--- START PROVIDED RECORDS ---
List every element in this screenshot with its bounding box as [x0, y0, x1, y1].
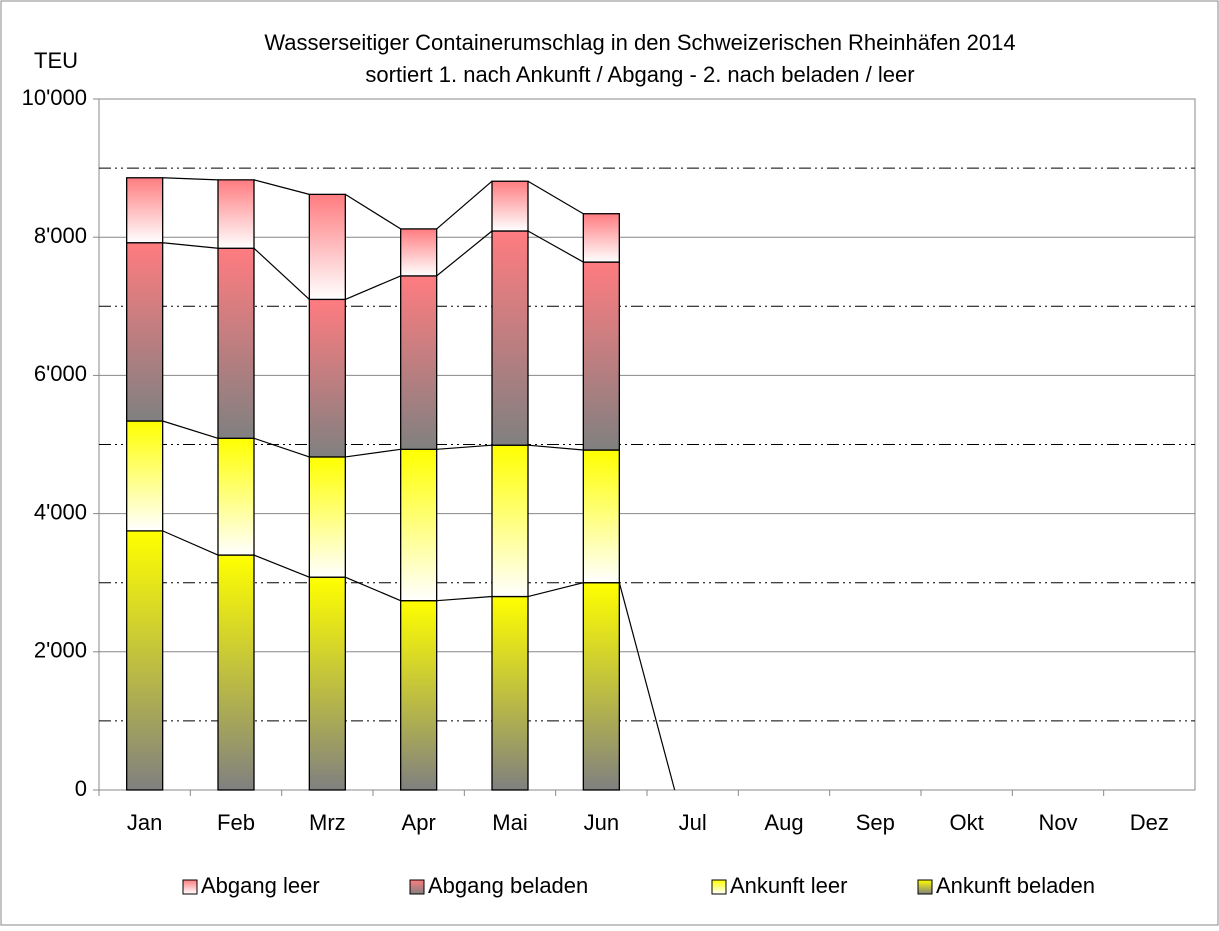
x-tick-label: Mai	[492, 810, 527, 835]
bar-segment	[582, 261, 620, 451]
y-tick-label: 10'000	[22, 85, 87, 110]
series-line	[345, 576, 401, 602]
y-tick-label: 2'000	[34, 638, 87, 663]
series-line	[253, 437, 310, 458]
bar-segment	[308, 456, 346, 578]
bar-segment	[400, 275, 438, 450]
series-line	[436, 444, 493, 450]
legend-label: Ankunft beladen	[936, 873, 1095, 898]
bar-segment	[491, 180, 529, 232]
x-tick-label: Jan	[127, 810, 162, 835]
x-tick-label: Feb	[217, 810, 255, 835]
bar-segment	[217, 437, 255, 556]
bar-segment	[400, 228, 438, 277]
bar-segment	[400, 448, 438, 602]
chart-subtitle: sortiert 1. nach Ankunft / Abgang - 2. n…	[365, 62, 914, 87]
legend-swatch	[182, 879, 198, 895]
chart-title: Wasserseitiger Containerumschlag in den …	[264, 30, 1015, 55]
series-line	[527, 444, 584, 451]
bar-segment	[308, 193, 346, 301]
x-tick-label: Dez	[1130, 810, 1169, 835]
y-tick-label: 8'000	[34, 223, 87, 248]
x-tick-label: Jul	[679, 810, 707, 835]
series-line	[253, 554, 310, 578]
x-tick-label: Mrz	[309, 810, 346, 835]
series-line	[253, 247, 310, 300]
x-tick-label: Okt	[950, 810, 984, 835]
series-line	[345, 448, 401, 458]
bar-segment	[126, 242, 164, 422]
bar-segment	[217, 554, 255, 791]
bar-segment	[308, 576, 346, 791]
y-tick-label: 6'000	[34, 361, 87, 386]
series-line	[345, 193, 401, 230]
bar-segment	[126, 530, 164, 791]
x-tick-label: Aug	[764, 810, 803, 835]
legend-swatch	[917, 879, 933, 895]
series-line	[527, 180, 584, 215]
legend-label: Abgang beladen	[428, 873, 588, 898]
bar-segment	[308, 298, 346, 458]
y-tick-label: 4'000	[34, 499, 87, 524]
bar-segment	[582, 449, 620, 584]
x-tick-label: Sep	[856, 810, 895, 835]
x-tick-label: Apr	[402, 810, 436, 835]
bar-segment	[217, 179, 255, 249]
series-line	[618, 582, 676, 791]
series-line	[162, 420, 219, 439]
y-tick-label: 0	[75, 776, 87, 801]
series-line	[436, 595, 493, 602]
bar-segment	[491, 595, 529, 791]
bar-segment	[582, 582, 620, 791]
series-line	[527, 582, 584, 598]
legend-label: Abgang leer	[201, 873, 320, 898]
bar-segment	[217, 247, 255, 439]
series-line	[253, 179, 310, 195]
legend-swatch	[409, 879, 425, 895]
y-axis-label: TEU	[34, 48, 78, 73]
series-line	[162, 242, 219, 249]
bar-segment	[126, 177, 164, 244]
series-line	[162, 177, 219, 181]
series-line	[345, 275, 401, 300]
bar-segment	[400, 600, 438, 791]
series-line	[527, 230, 584, 263]
x-tick-label: Nov	[1038, 810, 1077, 835]
bar-segment	[491, 230, 529, 446]
series-line	[436, 180, 493, 230]
bar-segment	[491, 444, 529, 598]
bar-segment	[582, 213, 620, 263]
legend-swatch	[711, 879, 727, 895]
legend-label: Ankunft leer	[730, 873, 847, 898]
series-line	[436, 230, 493, 277]
x-tick-label: Jun	[584, 810, 619, 835]
bar-segment	[126, 420, 164, 532]
series-line	[162, 530, 219, 556]
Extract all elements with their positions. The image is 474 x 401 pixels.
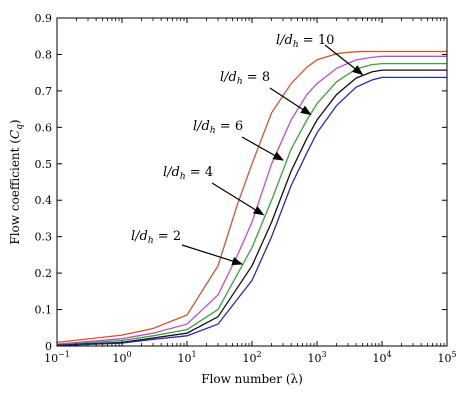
- annotation-arrow: [241, 136, 284, 161]
- x-tick-label: 102: [242, 350, 261, 365]
- series-line-4: [56, 69, 447, 346]
- x-tick-label: 105: [437, 350, 456, 365]
- x-tick-label: 101: [177, 350, 196, 365]
- annotation-label: l/dh = 10: [276, 33, 334, 50]
- y-tick-label: 0.9: [35, 12, 53, 25]
- y-tick-label: 0.4: [35, 194, 53, 207]
- y-tick-label: 0.1: [35, 304, 53, 317]
- annotation-layer: l/dh = 10 l/dh = 8 l/dh = 6 l/dh = 4 l/dh = …: [131, 33, 364, 266]
- y-tick-label: 0: [45, 340, 52, 353]
- x-tick-label: 104: [372, 350, 391, 365]
- y-tick-label: 0.8: [35, 48, 53, 61]
- y-tick-label: 0.7: [35, 85, 53, 98]
- annotation-label: l/dh = 6: [193, 119, 243, 136]
- x-tick-label: 103: [307, 350, 326, 365]
- y-axis-title: Flow coefficient (Cq): [8, 119, 25, 244]
- y-tick-label: 0.2: [35, 267, 53, 280]
- x-tick-label: 100: [112, 350, 131, 365]
- x-axis-title: Flow number (λ): [201, 372, 303, 386]
- series-layer: [56, 50, 447, 347]
- y-tick-label: 0.5: [35, 158, 53, 171]
- annotation-arrow: [211, 182, 265, 216]
- ticks-layer: 10−1 100 101 102 103 104 10500.10.20.30.40.50.…: [35, 12, 457, 365]
- annotation-label: l/dh = 8: [220, 70, 270, 87]
- series-line-1: [56, 50, 447, 344]
- plot-frame: [56, 17, 448, 347]
- series-line-3: [56, 62, 447, 346]
- series-line-5: [56, 76, 447, 347]
- annotation-arrow: [181, 244, 243, 266]
- annotation-arrow: [269, 87, 312, 116]
- annotation-arrow: [324, 44, 364, 76]
- y-tick-label: 0.6: [35, 121, 53, 134]
- y-tick-label: 0.3: [35, 231, 53, 244]
- annotation-label: l/dh = 2: [131, 229, 181, 246]
- series-line-2: [56, 55, 447, 345]
- annotation-label: l/dh = 4: [163, 165, 213, 182]
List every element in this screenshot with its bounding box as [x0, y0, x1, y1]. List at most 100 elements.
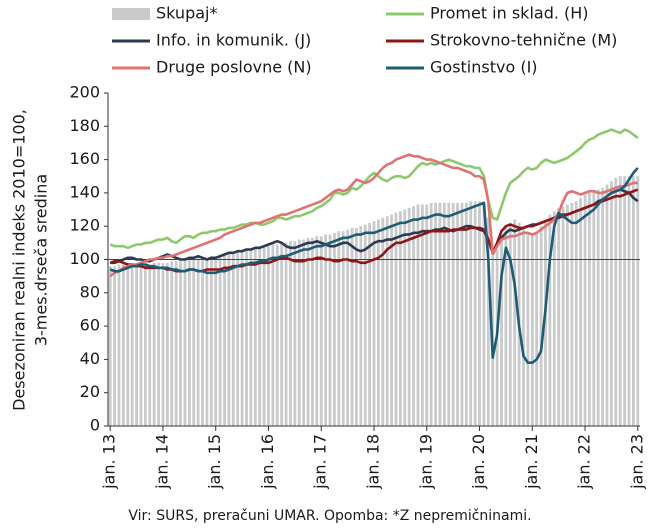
bar [482, 202, 486, 426]
bar [262, 246, 266, 426]
bar [412, 206, 415, 426]
bar [271, 244, 275, 426]
bar [324, 234, 328, 426]
bar [196, 257, 200, 426]
bar [442, 202, 446, 426]
bar [170, 261, 174, 426]
x-tick-label: jan. 16 [258, 434, 277, 490]
y-tick-label: 100 [69, 249, 100, 268]
bar [434, 202, 437, 426]
bar [522, 229, 525, 426]
bar [592, 191, 596, 426]
bar [306, 237, 310, 426]
bar [231, 252, 235, 426]
bar [552, 211, 556, 426]
line [109, 153, 638, 278]
bar [447, 202, 451, 426]
y-tick-label: 120 [69, 216, 100, 235]
bar [201, 257, 204, 426]
bar [636, 176, 640, 426]
bar [368, 222, 372, 426]
legend-label: Skupaj* [156, 4, 217, 23]
bar [500, 234, 503, 426]
bar [121, 264, 125, 426]
bar [627, 176, 631, 426]
bar [456, 202, 459, 426]
x-tick-label: jan. 15 [205, 434, 224, 490]
x-tick-group: jan. 14 [152, 434, 171, 490]
y-tick-label: 180 [69, 116, 100, 135]
bar [504, 226, 508, 426]
bar [174, 261, 178, 426]
bar [355, 227, 358, 426]
bar [390, 214, 393, 426]
bar [583, 194, 587, 426]
bar [631, 176, 635, 426]
bar [601, 187, 605, 426]
legend-label: Promet in sklad. (H) [430, 4, 589, 23]
bar [253, 247, 257, 426]
footnote: Vir: SURS, preračuni UMAR. Opomba: *Z ne… [128, 508, 531, 524]
bar [618, 176, 622, 426]
legend-label: Info. in komunik. (J) [156, 31, 311, 50]
bar [161, 262, 165, 426]
bar [148, 264, 152, 426]
bar [403, 209, 407, 426]
bar [438, 202, 442, 426]
bar [464, 202, 468, 426]
bar [218, 254, 222, 426]
y-tick-label: 200 [69, 83, 100, 102]
bar [280, 242, 284, 426]
x-tick-group: jan. 23 [627, 434, 646, 490]
x-tick-group: jan. 21 [522, 434, 541, 490]
bar [473, 201, 477, 426]
bar [209, 256, 213, 426]
x-tick-group: jan. 15 [205, 434, 224, 490]
bar [381, 217, 385, 426]
bar [315, 236, 319, 426]
bar [596, 189, 600, 426]
y-tick-label: 40 [80, 349, 100, 368]
bar [311, 237, 314, 426]
x-tick-label: jan. 13 [100, 434, 119, 490]
bar [570, 202, 574, 426]
x-tick-label: jan. 20 [469, 434, 488, 490]
bar [249, 249, 253, 426]
bar [376, 219, 380, 426]
legend-label: Druge poslovne (N) [156, 58, 312, 77]
bar [223, 254, 226, 426]
y-axis-label: Desezoniran realni indeks 2010=100, [10, 109, 29, 411]
bar [302, 239, 306, 426]
bar [139, 264, 143, 426]
bar [486, 217, 490, 426]
bar [385, 216, 389, 426]
bar [130, 266, 134, 426]
bar [157, 262, 160, 426]
bar [319, 236, 323, 426]
bar [187, 259, 191, 426]
line [109, 128, 639, 250]
bar [108, 266, 112, 426]
bar [561, 206, 565, 426]
x-tick-group: jan. 18 [364, 434, 383, 490]
x-tick-label: jan. 23 [627, 434, 646, 490]
legend-label: Strokovno-tehnične (M) [430, 31, 617, 50]
y-tick-label: 80 [80, 282, 100, 301]
bar [328, 234, 332, 426]
bar [126, 266, 130, 426]
bar [394, 212, 398, 426]
y-tick-label: 60 [80, 316, 100, 335]
bar [530, 234, 534, 426]
x-tick-label: jan. 18 [364, 434, 383, 490]
bar [258, 247, 262, 426]
y-tick-label: 20 [80, 382, 100, 401]
legend-label: Gostinstvo (I) [430, 58, 538, 77]
bar [205, 257, 209, 426]
bar [165, 262, 169, 426]
bar [605, 184, 609, 426]
bar [574, 201, 578, 426]
bar [539, 226, 543, 426]
bar [623, 176, 627, 426]
bar [337, 231, 341, 426]
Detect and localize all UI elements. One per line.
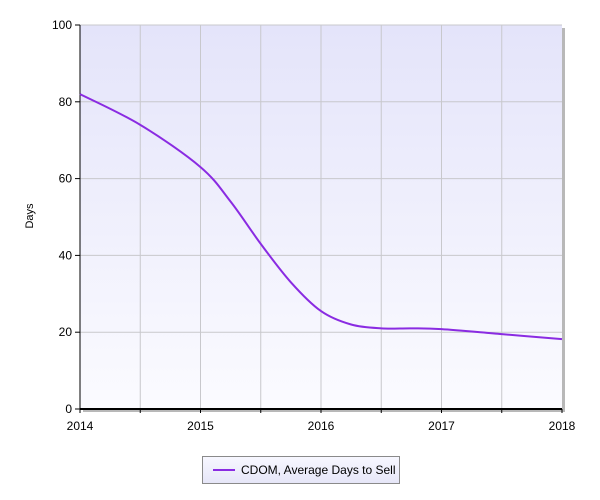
y-tick-label: 0 <box>65 402 72 416</box>
y-tick-label: 60 <box>59 172 73 186</box>
x-tick-label: 2017 <box>428 419 455 433</box>
legend: CDOM, Average Days to Sell <box>202 456 400 484</box>
x-tick-label: 2014 <box>67 419 94 433</box>
x-tick-label: 2016 <box>308 419 335 433</box>
y-tick-label: 20 <box>59 325 73 339</box>
y-tick-label: 40 <box>59 248 73 262</box>
series-line <box>79 93 563 341</box>
y-axis-title: Days <box>24 203 36 229</box>
x-tick-label: 2018 <box>549 419 576 433</box>
y-tick-label: 80 <box>59 95 73 109</box>
legend-swatch <box>213 469 235 471</box>
legend-label: CDOM, Average Days to Sell <box>241 463 396 477</box>
y-tick-label: 100 <box>52 18 72 32</box>
x-tick-label: 2015 <box>187 419 214 433</box>
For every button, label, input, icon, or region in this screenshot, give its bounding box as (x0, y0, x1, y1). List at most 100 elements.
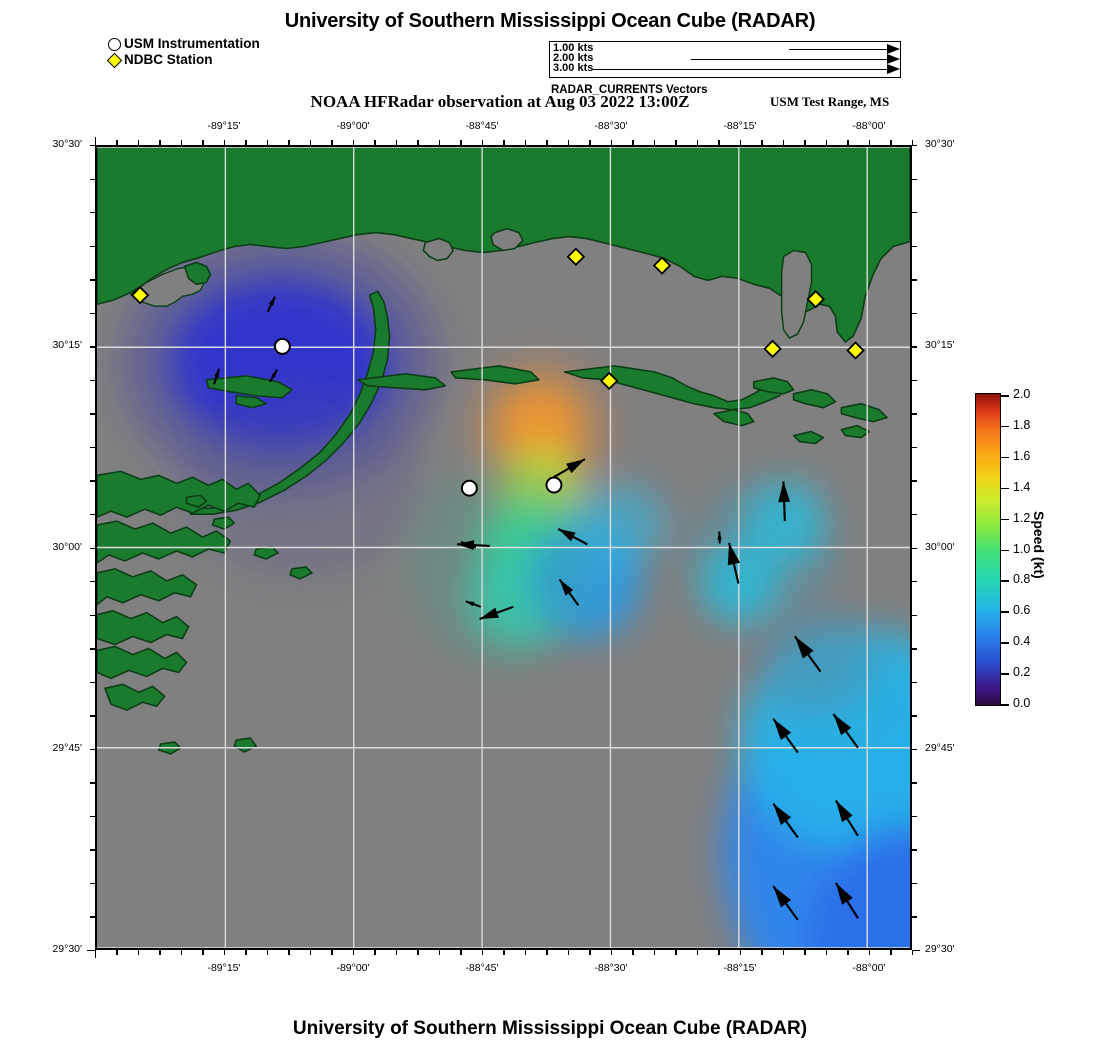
axis-tick (675, 140, 677, 145)
islet-1 (185, 494, 208, 508)
axis-tick (782, 950, 785, 955)
axis-tick (524, 140, 527, 145)
map-plot-area[interactable] (95, 145, 912, 950)
marker-legend: USM Instrumentation NDBC Station (106, 36, 260, 68)
ndbc-station-marker[interactable] (599, 371, 619, 391)
axis-tick (116, 950, 118, 955)
axis-tick (90, 413, 95, 415)
speed-blob (808, 823, 910, 948)
mobile-bay (780, 249, 813, 339)
axis-label: 30°15' (925, 339, 955, 352)
axis-tick (912, 715, 917, 717)
axis-tick (653, 950, 656, 955)
axis-tick (912, 547, 917, 549)
cat-island-spit (235, 394, 267, 409)
axis-tick (589, 950, 591, 955)
dauphin-island-east (752, 377, 795, 395)
axis-tick (460, 950, 462, 955)
current-vector (558, 578, 580, 606)
colorbar-tick (1001, 704, 1009, 706)
delta-marsh-south (97, 568, 198, 606)
axis-tick (675, 950, 677, 955)
vector-legend-label-3: 3.00 kts (553, 62, 594, 74)
axis-tick (912, 513, 917, 516)
ndbc-station-marker[interactable] (763, 339, 782, 359)
axis-tick (116, 140, 118, 145)
axis-tick (417, 950, 419, 955)
land-layer (97, 147, 910, 755)
map-canvas (97, 147, 910, 948)
axis-tick (653, 140, 656, 145)
axis-tick (632, 950, 634, 955)
axis-tick (374, 140, 376, 145)
vector-scale-legend: 1.00 kts 2.00 kts 3.00 kts (549, 41, 901, 78)
islet-6 (233, 737, 258, 753)
graticule-grid (97, 147, 910, 948)
axis-tick (868, 140, 871, 145)
axis-tick (223, 950, 226, 955)
axis-tick (912, 212, 917, 214)
axis-tick (90, 178, 95, 180)
south-islet-2 (792, 430, 825, 445)
colorbar-tick-label: 1.6 (1013, 448, 1031, 463)
axis-tick (911, 950, 914, 955)
axis-tick (912, 882, 917, 885)
colorbar-tick-label: 1.4 (1013, 479, 1031, 494)
axis-tick (288, 140, 290, 145)
axis-label: 29°45' (925, 741, 955, 754)
ndbc-station-marker[interactable] (846, 341, 865, 360)
current-vector (266, 296, 276, 313)
axis-tick (890, 140, 892, 145)
axis-tick (546, 950, 548, 955)
axis-label: 30°30' (52, 138, 82, 150)
usm-instrumentation-marker[interactable] (273, 337, 291, 355)
axis-tick (90, 614, 95, 616)
vector-arrowhead-1 (887, 43, 900, 54)
axis-tick (395, 140, 398, 145)
axis-tick (374, 950, 376, 955)
axis-tick (90, 849, 95, 851)
axis-tick (90, 480, 95, 482)
axis-tick (503, 950, 505, 955)
axis-label: 30°00' (925, 540, 955, 553)
ndbc-station-marker[interactable] (566, 247, 586, 266)
axis-tick (610, 950, 613, 955)
vector-shaft-2 (691, 58, 887, 60)
current-vector (213, 368, 220, 385)
axis-tick (90, 782, 95, 784)
axis-tick (90, 279, 95, 281)
speed-blob (409, 459, 598, 668)
usm-instrumentation-marker[interactable] (545, 476, 563, 494)
axis-label: 30°00' (52, 540, 82, 553)
colorbar-tick (1001, 611, 1009, 613)
east-spit (792, 388, 837, 409)
axis-tick (804, 950, 806, 955)
axis-tick (718, 950, 720, 955)
ndbc-station-marker[interactable] (652, 256, 672, 275)
legend-label-ndbc: NDBC Station (124, 52, 213, 67)
axis-tick (567, 950, 570, 955)
colorbar-tick-label: 0.4 (1013, 634, 1031, 649)
axis-label: -89°15' (207, 962, 241, 974)
legend-item-usm: USM Instrumentation (108, 36, 260, 52)
axis-tick (90, 346, 95, 348)
axis-tick (825, 140, 828, 145)
axis-tick (912, 379, 917, 382)
axis-tick (632, 140, 634, 145)
vector-legend-row-2: 2.00 kts (550, 53, 900, 65)
axis-tick (739, 950, 742, 955)
axis-tick (912, 648, 917, 650)
bay-cut-2 (490, 227, 524, 252)
axis-tick (90, 379, 95, 382)
usm-instrumentation-marker[interactable] (460, 479, 478, 497)
axis-tick (912, 480, 917, 482)
axis-tick (912, 446, 917, 449)
axis-tick (696, 950, 699, 955)
axis-label: -88°15' (723, 120, 757, 132)
axis-label: -88°30' (594, 120, 628, 132)
current-vector (772, 885, 799, 921)
current-vector (727, 542, 741, 584)
colorbar-tick-label: 0.8 (1013, 572, 1031, 587)
ndbc-station-marker[interactable] (130, 285, 150, 305)
ndbc-station-marker[interactable] (806, 289, 825, 309)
--- END PROVIDED RECORDS ---
● TO BE DONE: Copy out the lines of the records from the one containing "- annotation-arrow: [241, 136, 284, 161]" through the one containing "- annotation-label: l/dh = 10: [276, 33, 334, 50]", both included, with no changes.

● SOLUTION TO THIS PROBLEM:
- annotation-arrow: [241, 136, 284, 161]
- x-tick-label: 102: [242, 350, 261, 365]
- series-line-4: [56, 69, 447, 346]
- x-tick-label: 105: [437, 350, 456, 365]
- x-tick-label: 101: [177, 350, 196, 365]
- annotation-label: l/dh = 10: [276, 33, 334, 50]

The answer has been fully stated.